### [TASK REQUIREMENTS]
Each entry that follows is to be retyped exactly. Pictures do not belong in the copy.

### [Dataset items]
--------

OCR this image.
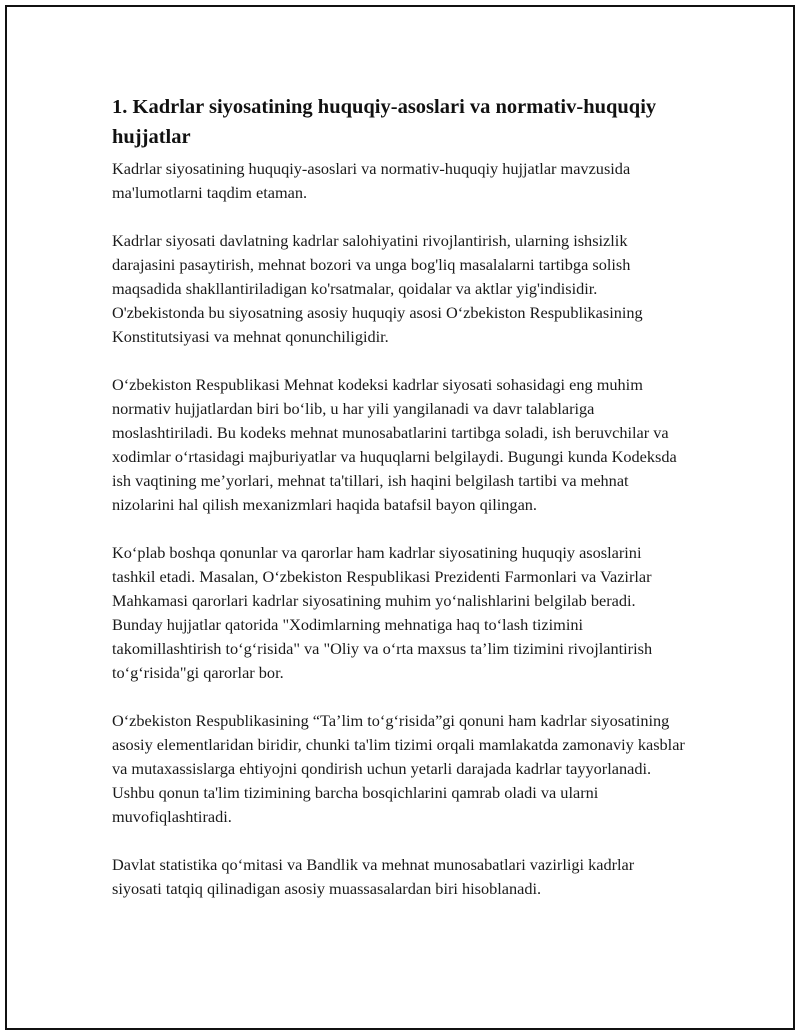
1. Kadrlar siyosatining huquqiy-asoslari va normativ-huquqiy hujjatlar

Kadrlar siyosatining huquqiy-asoslari va normativ-huquqiy hujjatlar mavzusida ma'lumotlarni taqdim etaman.

Kadrlar siyosati davlatning kadrlar salohiyatini rivojlantirish, ularning ishsizlik darajasini pasaytirish, mehnat bozori va unga bog'liq masalalarni tartibga solish maqsadida shakllantiriladigan ko'rsatmalar, qoidalar va aktlar yig'indisidir. O'zbekistonda bu siyosatning asosiy huquqiy asosi Oʻzbekiston Respublikasining Konstitutsiyasi va mehnat qonunchiligidir.

Oʻzbekiston Respublikasi Mehnat kodeksi kadrlar siyosati sohasidagi eng muhim normativ hujjatlardan biri boʻlib, u har yili yangilanadi va davr talablariga moslashtiriladi. Bu kodeks mehnat munosabatlarini tartibga soladi, ish beruvchilar va xodimlar oʻrtasidagi majburiyatlar va huquqlarni belgilaydi. Bugungi kunda Kodeksda ish vaqtining me’yorlari, mehnat ta'tillari, ish haqini belgilash tartibi va mehnat nizolarini hal qilish mexanizmlari haqida batafsil bayon qilingan.

Koʻplab boshqa qonunlar va qarorlar ham kadrlar siyosatining huquqiy asoslarini tashkil etadi. Masalan, Oʻzbekiston Respublikasi Prezidenti Farmonlari va Vazirlar Mahkamasi qarorlari kadrlar siyosatining muhim yoʻnalishlarini belgilab beradi. Bunday hujjatlar qatorida "Xodimlarning mehnatiga haq toʻlash tizimini takomillashtirish toʻgʻrisida" va "Oliy va oʻrta maxsus ta’lim tizimini rivojlantirish toʻgʻrisida"gi qarorlar bor.

Oʻzbekiston Respublikasining “Ta’lim toʻgʻrisida”gi qonuni ham kadrlar siyosatining asosiy elementlaridan biridir, chunki ta'lim tizimi orqali mamlakatda zamonaviy kasblar va mutaxassislarga ehtiyojni qondirish uchun yetarli darajada kadrlar tayyorlanadi. Ushbu qonun ta'lim tizimining barcha bosqichlarini qamrab oladi va ularni muvofiqlashtiradi.

Davlat statistika qoʻmitasi va Bandlik va mehnat munosabatlari vazirligi kadrlar siyosati tatqiq qilinadigan asosiy muassasalardan biri hisoblanadi.
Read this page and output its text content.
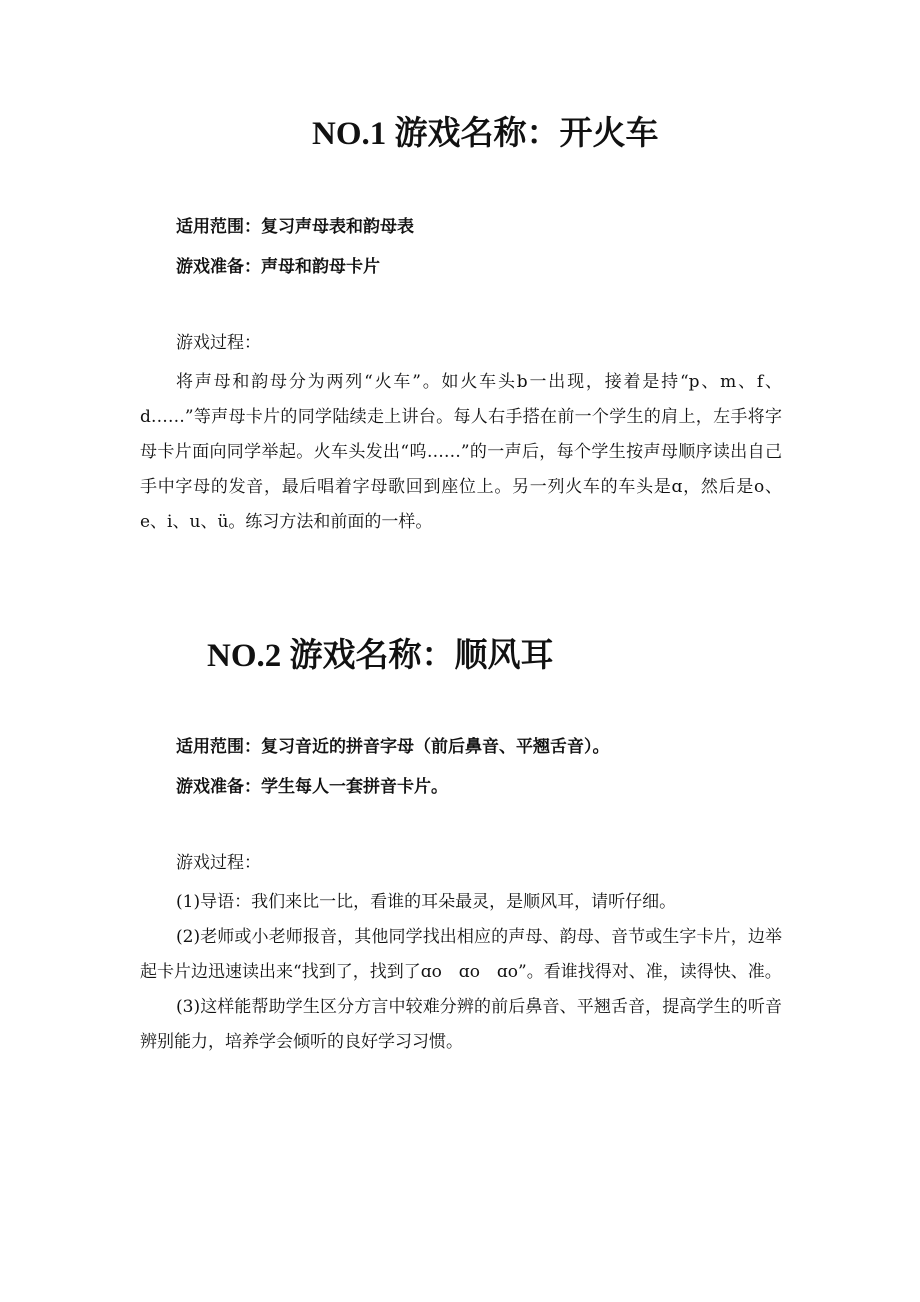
NO.1 游戏名称：开火车
适用范围：复习声母表和韵母表
游戏准备：声母和韵母卡片
游戏过程：

将声母和韵母分为两列“火车”。如火车头b一出现，接着是持“p、m、f、d……”等声母卡片的同学陆续走上讲台。每人右手搭在前一个学生的肩上，左手将字母卡片面向同学举起。火车头发出“呜……”的一声后，每个学生按声母顺序读出自己手中字母的发音，最后唱着字母歌回到座位上。另一列火车的车头是ɑ，然后是o、e、i、u、ü。练习方法和前面的一样。

NO.2 游戏名称：顺风耳
适用范围：复习音近的拼音字母（前后鼻音、平翘舌音）。
游戏准备：学生每人一套拼音卡片。
游戏过程：

(1)导语：我们来比一比，看谁的耳朵最灵，是顺风耳，请听仔细。

(2)老师或小老师报音，其他同学找出相应的声母、韵母、音节或生字卡片，边举起卡片边迅速读出来“找到了，找到了ɑo　ɑo　ɑo”。看谁找得对、准，读得快、准。

(3)这样能帮助学生区分方言中较难分辨的前后鼻音、平翘舌音，提高学生的听音辨别能力，培养学会倾听的良好学习习惯。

--------

### [TASK RESULT]
OCR this image.
1. Kadrlar siyosatining huquqiy-asoslari va normativ-huquqiy hujjatlar

Kadrlar siyosatining huquqiy-asoslari va normativ-huquqiy hujjatlar mavzusida ma'lumotlarni taqdim etaman.

Kadrlar siyosati davlatning kadrlar salohiyatini rivojlantirish, ularning ishsizlik darajasini pasaytirish, mehnat bozori va unga bog'liq masalalarni tartibga solish maqsadida shakllantiriladigan ko'rsatmalar, qoidalar va aktlar yig'indisidir. O'zbekistonda bu siyosatning asosiy huquqiy asosi Oʻzbekiston Respublikasining Konstitutsiyasi va mehnat qonunchiligidir.

Oʻzbekiston Respublikasi Mehnat kodeksi kadrlar siyosati sohasidagi eng muhim normativ hujjatlardan biri boʻlib, u har yili yangilanadi va davr talablariga moslashtiriladi. Bu kodeks mehnat munosabatlarini tartibga soladi, ish beruvchilar va xodimlar oʻrtasidagi majburiyatlar va huquqlarni belgilaydi. Bugungi kunda Kodeksda ish vaqtining me’yorlari, mehnat ta'tillari, ish haqini belgilash tartibi va mehnat nizolarini hal qilish mexanizmlari haqida batafsil bayon qilingan.

Koʻplab boshqa qonunlar va qarorlar ham kadrlar siyosatining huquqiy asoslarini tashkil etadi. Masalan, Oʻzbekiston Respublikasi Prezidenti Farmonlari va Vazirlar Mahkamasi qarorlari kadrlar siyosatining muhim yoʻnalishlarini belgilab beradi. Bunday hujjatlar qatorida "Xodimlarning mehnatiga haq toʻlash tizimini takomillashtirish toʻgʻrisida" va "Oliy va oʻrta maxsus ta’lim tizimini rivojlantirish toʻgʻrisida"gi qarorlar bor.

Oʻzbekiston Respublikasining “Ta’lim toʻgʻrisida”gi qonuni ham kadrlar siyosatining asosiy elementlaridan biridir, chunki ta'lim tizimi orqali mamlakatda zamonaviy kasblar va mutaxassislarga ehtiyojni qondirish uchun yetarli darajada kadrlar tayyorlanadi. Ushbu qonun ta'lim tizimining barcha bosqichlarini qamrab oladi va ularni muvofiqlashtiradi.

Davlat statistika qoʻmitasi va Bandlik va mehnat munosabatlari vazirligi kadrlar siyosati tatqiq qilinadigan asosiy muassasalardan biri hisoblanadi.
Read this page and output its text content.
NO.1 游戏名称：开火车
适用范围：复习声母表和韵母表
游戏准备：声母和韵母卡片
游戏过程：

将声母和韵母分为两列“火车”。如火车头b一出现，接着是持“p、m、f、d……”等声母卡片的同学陆续走上讲台。每人右手搭在前一个学生的肩上，左手将字母卡片面向同学举起。火车头发出“呜……”的一声后，每个学生按声母顺序读出自己手中字母的发音，最后唱着字母歌回到座位上。另一列火车的车头是ɑ，然后是o、e、i、u、ü。练习方法和前面的一样。

NO.2 游戏名称：顺风耳
适用范围：复习音近的拼音字母（前后鼻音、平翘舌音）。
游戏准备：学生每人一套拼音卡片。
游戏过程：

(1)导语：我们来比一比，看谁的耳朵最灵，是顺风耳，请听仔细。

(2)老师或小老师报音，其他同学找出相应的声母、韵母、音节或生字卡片，边举起卡片边迅速读出来“找到了，找到了ɑo　ɑo　ɑo”。看谁找得对、准，读得快、准。

(3)这样能帮助学生区分方言中较难分辨的前后鼻音、平翘舌音，提高学生的听音辨别能力，培养学会倾听的良好学习习惯。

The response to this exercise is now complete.